§ **Work to do**:
Extract the text of each entry below exactly, leaving every image behind.

§ **Information shown**:
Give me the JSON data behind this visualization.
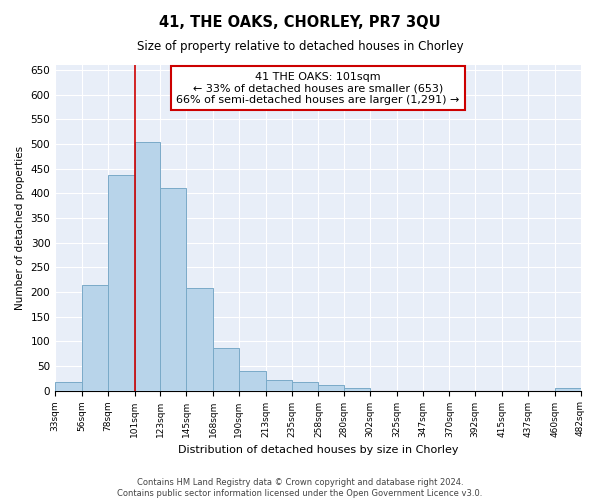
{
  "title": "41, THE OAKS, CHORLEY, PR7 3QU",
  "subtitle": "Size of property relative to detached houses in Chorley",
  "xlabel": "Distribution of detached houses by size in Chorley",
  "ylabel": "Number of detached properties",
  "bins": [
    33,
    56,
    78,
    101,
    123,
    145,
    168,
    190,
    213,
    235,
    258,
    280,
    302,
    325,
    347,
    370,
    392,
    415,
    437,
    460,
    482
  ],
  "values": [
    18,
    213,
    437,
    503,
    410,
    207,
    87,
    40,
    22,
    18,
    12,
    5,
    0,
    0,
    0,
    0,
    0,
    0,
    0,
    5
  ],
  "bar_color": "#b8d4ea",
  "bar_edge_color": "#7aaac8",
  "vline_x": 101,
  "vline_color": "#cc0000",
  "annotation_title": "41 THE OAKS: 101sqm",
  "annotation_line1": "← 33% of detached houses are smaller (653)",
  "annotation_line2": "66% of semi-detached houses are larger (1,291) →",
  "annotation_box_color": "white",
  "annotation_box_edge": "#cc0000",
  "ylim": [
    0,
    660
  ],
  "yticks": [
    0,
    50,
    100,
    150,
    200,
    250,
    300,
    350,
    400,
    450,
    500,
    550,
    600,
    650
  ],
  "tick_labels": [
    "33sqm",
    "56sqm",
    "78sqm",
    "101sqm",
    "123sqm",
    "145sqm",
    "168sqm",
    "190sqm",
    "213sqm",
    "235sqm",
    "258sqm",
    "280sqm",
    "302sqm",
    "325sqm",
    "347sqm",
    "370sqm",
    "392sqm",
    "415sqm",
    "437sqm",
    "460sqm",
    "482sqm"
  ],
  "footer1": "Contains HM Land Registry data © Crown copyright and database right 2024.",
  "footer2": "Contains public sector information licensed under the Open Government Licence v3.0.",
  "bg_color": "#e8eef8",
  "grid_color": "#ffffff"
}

§ **Exercise solution**:
Give me the JSON data behind this visualization.
{
  "title": "41, THE OAKS, CHORLEY, PR7 3QU",
  "subtitle": "Size of property relative to detached houses in Chorley",
  "xlabel": "Distribution of detached houses by size in Chorley",
  "ylabel": "Number of detached properties",
  "bins": [
    33,
    56,
    78,
    101,
    123,
    145,
    168,
    190,
    213,
    235,
    258,
    280,
    302,
    325,
    347,
    370,
    392,
    415,
    437,
    460,
    482
  ],
  "values": [
    18,
    213,
    437,
    503,
    410,
    207,
    87,
    40,
    22,
    18,
    12,
    5,
    0,
    0,
    0,
    0,
    0,
    0,
    0,
    5
  ],
  "bar_color": "#b8d4ea",
  "bar_edge_color": "#7aaac8",
  "vline_x": 101,
  "vline_color": "#cc0000",
  "annotation_title": "41 THE OAKS: 101sqm",
  "annotation_line1": "← 33% of detached houses are smaller (653)",
  "annotation_line2": "66% of semi-detached houses are larger (1,291) →",
  "annotation_box_color": "white",
  "annotation_box_edge": "#cc0000",
  "ylim": [
    0,
    660
  ],
  "yticks": [
    0,
    50,
    100,
    150,
    200,
    250,
    300,
    350,
    400,
    450,
    500,
    550,
    600,
    650
  ],
  "tick_labels": [
    "33sqm",
    "56sqm",
    "78sqm",
    "101sqm",
    "123sqm",
    "145sqm",
    "168sqm",
    "190sqm",
    "213sqm",
    "235sqm",
    "258sqm",
    "280sqm",
    "302sqm",
    "325sqm",
    "347sqm",
    "370sqm",
    "392sqm",
    "415sqm",
    "437sqm",
    "460sqm",
    "482sqm"
  ],
  "footer1": "Contains HM Land Registry data © Crown copyright and database right 2024.",
  "footer2": "Contains public sector information licensed under the Open Government Licence v3.0.",
  "bg_color": "#e8eef8",
  "grid_color": "#ffffff"
}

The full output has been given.